WRITTEN EXERCISE - Locate the string "战略布局" in the records below. Copy every line where it occurs.

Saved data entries
┌────────

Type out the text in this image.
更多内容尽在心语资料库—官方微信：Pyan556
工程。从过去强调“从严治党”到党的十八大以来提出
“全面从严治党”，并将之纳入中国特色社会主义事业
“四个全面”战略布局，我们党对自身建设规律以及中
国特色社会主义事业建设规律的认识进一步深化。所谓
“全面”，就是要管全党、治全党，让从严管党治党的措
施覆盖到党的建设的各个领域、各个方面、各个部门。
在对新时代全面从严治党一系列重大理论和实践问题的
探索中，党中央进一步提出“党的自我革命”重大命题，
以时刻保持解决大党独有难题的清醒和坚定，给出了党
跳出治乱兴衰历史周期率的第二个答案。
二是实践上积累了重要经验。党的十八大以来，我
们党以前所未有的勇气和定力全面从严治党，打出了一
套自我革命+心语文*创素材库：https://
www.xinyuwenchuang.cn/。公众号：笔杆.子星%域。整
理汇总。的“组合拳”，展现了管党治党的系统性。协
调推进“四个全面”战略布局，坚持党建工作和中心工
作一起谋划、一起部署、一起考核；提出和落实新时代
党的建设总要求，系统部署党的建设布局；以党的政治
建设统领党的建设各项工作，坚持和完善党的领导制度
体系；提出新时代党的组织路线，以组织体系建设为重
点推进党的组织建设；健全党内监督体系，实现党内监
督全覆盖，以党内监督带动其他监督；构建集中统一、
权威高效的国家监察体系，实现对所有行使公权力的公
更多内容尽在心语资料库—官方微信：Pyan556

└────────

ANSWER TO THIS EXERCISE -
“四个全面”战略布局，我们党对自身建设规律以及中
调推进“四个全面”战略布局，坚持党建工作和中心工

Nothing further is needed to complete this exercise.